Data supplied>
• • • • • • •
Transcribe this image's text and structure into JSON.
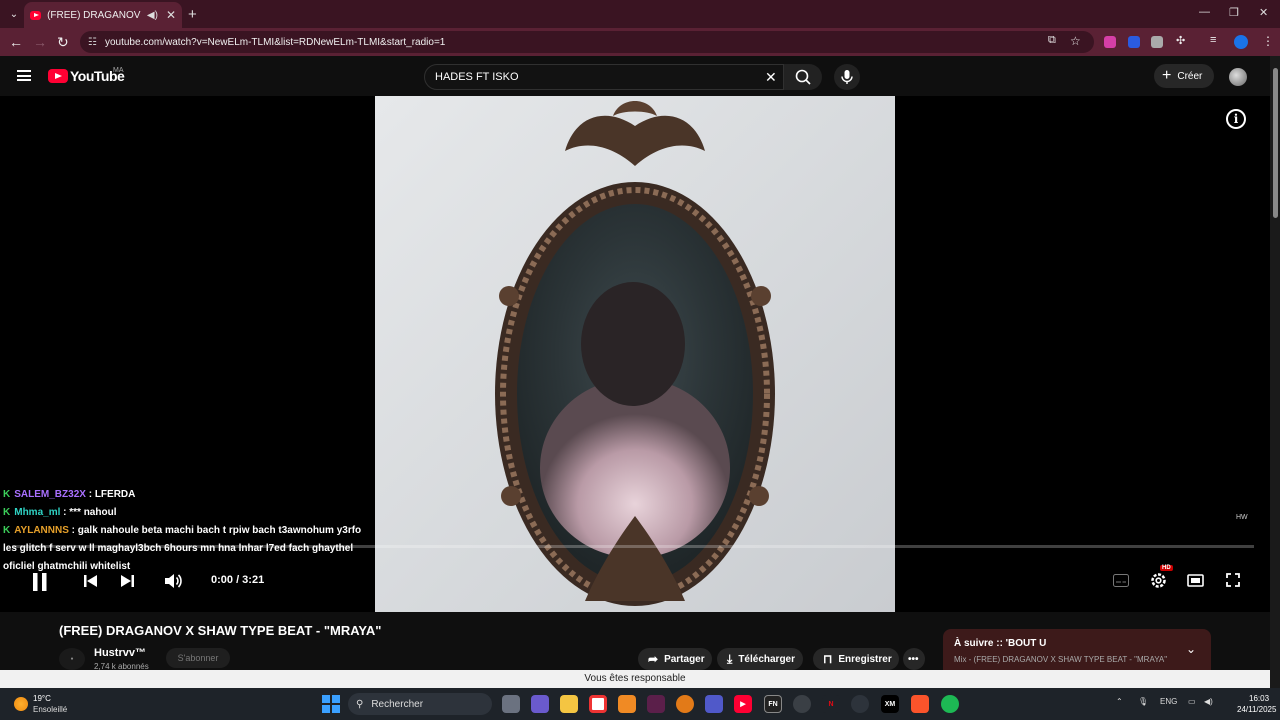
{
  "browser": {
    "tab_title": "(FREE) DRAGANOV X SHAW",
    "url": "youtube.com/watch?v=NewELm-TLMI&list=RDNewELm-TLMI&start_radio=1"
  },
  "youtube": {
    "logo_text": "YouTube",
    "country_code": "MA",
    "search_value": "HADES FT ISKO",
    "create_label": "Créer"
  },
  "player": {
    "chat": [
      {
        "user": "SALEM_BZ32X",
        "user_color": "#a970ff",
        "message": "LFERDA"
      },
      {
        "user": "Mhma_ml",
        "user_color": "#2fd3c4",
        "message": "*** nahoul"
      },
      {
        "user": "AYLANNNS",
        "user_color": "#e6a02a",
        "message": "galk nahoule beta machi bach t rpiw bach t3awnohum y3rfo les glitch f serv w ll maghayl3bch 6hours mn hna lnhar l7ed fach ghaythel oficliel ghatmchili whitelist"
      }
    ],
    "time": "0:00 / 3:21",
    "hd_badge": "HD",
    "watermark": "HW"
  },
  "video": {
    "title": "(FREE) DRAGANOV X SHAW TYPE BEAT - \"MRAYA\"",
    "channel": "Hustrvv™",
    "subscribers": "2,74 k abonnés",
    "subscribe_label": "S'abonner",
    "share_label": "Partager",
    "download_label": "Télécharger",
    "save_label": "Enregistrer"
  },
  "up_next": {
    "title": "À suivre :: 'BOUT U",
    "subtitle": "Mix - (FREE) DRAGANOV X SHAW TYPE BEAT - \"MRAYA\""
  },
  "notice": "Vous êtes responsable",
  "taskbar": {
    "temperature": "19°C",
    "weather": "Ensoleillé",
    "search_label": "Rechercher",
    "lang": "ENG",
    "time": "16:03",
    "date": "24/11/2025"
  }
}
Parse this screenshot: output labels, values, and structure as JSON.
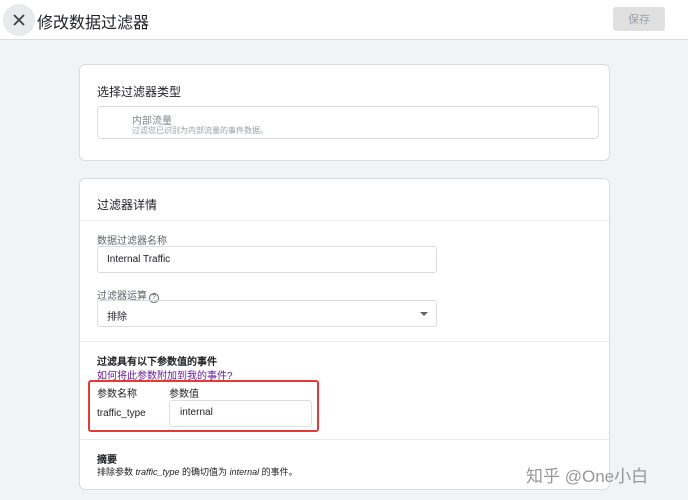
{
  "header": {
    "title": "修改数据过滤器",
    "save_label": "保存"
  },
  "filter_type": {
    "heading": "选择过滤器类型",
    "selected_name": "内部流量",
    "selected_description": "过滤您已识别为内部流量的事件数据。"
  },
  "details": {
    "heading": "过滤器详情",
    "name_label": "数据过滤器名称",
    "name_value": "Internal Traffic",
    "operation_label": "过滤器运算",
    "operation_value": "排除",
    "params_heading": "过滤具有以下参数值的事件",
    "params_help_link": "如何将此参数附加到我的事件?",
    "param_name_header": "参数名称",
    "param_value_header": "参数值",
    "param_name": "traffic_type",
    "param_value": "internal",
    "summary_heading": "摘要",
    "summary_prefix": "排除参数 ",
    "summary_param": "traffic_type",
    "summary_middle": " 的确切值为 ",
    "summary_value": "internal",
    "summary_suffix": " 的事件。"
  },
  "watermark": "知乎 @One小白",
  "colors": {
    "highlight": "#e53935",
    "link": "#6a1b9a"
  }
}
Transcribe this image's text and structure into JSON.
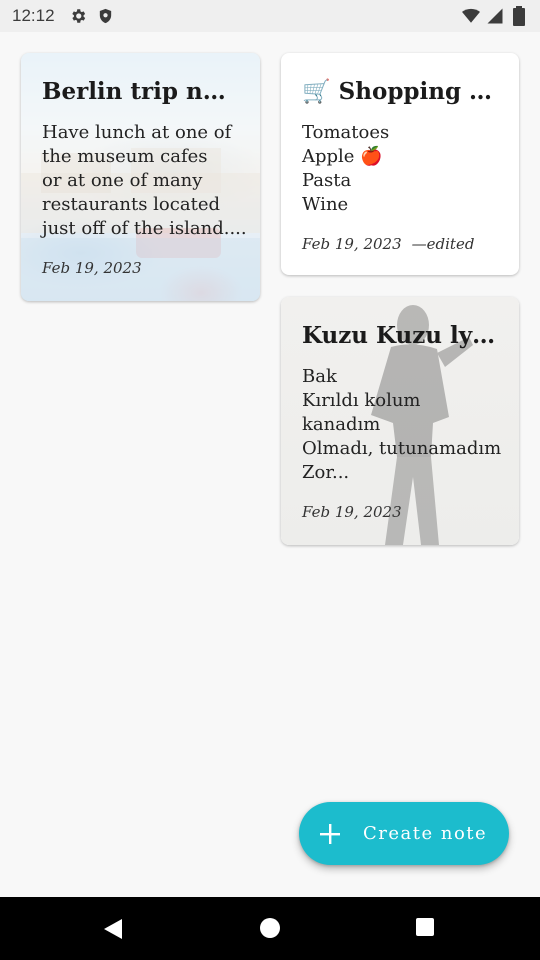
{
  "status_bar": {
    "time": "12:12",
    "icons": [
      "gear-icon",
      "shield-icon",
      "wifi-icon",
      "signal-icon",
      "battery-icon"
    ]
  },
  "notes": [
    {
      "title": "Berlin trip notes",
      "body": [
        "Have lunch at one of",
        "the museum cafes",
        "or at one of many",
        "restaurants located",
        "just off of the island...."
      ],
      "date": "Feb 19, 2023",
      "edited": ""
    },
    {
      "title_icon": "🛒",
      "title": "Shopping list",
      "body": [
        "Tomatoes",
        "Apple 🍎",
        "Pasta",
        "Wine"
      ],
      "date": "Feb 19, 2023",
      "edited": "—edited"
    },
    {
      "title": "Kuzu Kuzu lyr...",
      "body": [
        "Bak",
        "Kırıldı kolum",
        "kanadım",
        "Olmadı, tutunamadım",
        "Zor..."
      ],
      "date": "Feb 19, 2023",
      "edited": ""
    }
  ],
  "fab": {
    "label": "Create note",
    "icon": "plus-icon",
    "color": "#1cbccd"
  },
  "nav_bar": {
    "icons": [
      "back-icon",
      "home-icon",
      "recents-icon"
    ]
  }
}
• • • • • • •
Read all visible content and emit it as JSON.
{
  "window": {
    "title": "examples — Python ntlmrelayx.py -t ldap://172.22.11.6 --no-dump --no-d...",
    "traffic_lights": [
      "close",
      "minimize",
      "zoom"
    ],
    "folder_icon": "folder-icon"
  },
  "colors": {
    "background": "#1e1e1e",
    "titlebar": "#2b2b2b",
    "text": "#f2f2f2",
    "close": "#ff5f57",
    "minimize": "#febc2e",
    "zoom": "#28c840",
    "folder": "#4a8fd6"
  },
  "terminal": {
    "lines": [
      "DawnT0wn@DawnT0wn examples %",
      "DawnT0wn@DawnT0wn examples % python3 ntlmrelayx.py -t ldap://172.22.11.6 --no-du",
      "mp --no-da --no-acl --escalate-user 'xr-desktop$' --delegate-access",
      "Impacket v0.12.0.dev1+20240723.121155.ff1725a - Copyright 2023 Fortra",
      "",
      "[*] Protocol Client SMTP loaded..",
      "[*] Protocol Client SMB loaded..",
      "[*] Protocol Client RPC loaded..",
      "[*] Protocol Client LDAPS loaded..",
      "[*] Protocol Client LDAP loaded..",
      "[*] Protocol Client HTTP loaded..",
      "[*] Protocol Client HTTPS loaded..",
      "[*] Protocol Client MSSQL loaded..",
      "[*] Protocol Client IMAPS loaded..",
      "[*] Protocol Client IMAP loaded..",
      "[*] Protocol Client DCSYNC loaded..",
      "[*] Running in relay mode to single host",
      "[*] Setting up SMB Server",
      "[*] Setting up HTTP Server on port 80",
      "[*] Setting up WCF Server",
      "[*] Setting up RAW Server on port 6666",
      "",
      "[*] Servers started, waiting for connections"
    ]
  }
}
• • • • • • •
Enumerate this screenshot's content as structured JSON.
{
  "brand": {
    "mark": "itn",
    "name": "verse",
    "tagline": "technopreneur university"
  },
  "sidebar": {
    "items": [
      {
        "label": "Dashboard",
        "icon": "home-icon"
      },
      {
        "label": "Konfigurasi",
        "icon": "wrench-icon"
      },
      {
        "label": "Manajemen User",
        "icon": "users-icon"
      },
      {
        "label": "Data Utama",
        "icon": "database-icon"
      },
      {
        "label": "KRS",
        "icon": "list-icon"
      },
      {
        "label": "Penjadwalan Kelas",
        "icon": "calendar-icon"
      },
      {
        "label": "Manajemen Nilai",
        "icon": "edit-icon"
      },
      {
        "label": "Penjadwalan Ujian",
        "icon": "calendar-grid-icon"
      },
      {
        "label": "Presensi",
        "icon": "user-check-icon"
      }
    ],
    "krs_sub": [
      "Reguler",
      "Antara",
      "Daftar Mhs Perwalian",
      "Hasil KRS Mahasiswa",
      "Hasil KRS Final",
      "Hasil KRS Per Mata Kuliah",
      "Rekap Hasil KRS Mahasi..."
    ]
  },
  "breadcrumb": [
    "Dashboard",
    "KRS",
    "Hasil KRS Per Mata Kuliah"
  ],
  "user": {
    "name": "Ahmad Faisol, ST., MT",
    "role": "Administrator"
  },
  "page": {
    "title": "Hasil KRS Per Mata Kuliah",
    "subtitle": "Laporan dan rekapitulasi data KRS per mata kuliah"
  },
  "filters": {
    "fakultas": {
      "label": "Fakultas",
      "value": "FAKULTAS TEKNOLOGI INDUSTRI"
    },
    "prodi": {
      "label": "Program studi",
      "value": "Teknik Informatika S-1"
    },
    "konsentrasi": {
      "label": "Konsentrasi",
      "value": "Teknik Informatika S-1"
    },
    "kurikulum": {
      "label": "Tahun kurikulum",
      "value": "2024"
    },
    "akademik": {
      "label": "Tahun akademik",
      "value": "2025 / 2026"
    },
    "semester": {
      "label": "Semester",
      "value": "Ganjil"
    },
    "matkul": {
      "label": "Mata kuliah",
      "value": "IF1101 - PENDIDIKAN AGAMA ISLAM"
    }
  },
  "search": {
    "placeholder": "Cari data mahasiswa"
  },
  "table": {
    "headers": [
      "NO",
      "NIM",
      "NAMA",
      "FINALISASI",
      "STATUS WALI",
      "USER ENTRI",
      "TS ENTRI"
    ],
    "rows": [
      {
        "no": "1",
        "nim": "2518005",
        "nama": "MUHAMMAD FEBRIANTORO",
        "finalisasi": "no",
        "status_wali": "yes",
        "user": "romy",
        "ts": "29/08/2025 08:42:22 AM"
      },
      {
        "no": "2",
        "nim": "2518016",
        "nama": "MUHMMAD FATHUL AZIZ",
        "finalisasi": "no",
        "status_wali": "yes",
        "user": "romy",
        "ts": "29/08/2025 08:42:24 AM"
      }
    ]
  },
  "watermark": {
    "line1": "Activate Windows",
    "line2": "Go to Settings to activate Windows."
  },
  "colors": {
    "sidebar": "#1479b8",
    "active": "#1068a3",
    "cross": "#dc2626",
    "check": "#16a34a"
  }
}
• • • • • • •
Stated task> In the records above, how many lines contain the word "subtitle"? Give the number alone.

Solution for this task> 2